> [Stated problem] In the material below, find every line with "values" and pull it out.
** start of Available data **
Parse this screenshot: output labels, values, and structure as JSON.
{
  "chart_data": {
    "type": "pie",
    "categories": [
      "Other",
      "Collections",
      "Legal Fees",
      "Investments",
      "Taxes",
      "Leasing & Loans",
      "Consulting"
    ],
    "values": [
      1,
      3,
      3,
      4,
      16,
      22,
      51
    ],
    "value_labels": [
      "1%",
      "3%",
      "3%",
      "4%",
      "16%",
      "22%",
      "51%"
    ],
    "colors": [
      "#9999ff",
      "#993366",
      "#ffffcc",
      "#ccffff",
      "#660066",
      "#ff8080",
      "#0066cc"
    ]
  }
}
** end of Available data **
> [Answer]
Parse this screenshot: output labels, values, and structure as JSON.
    "values": [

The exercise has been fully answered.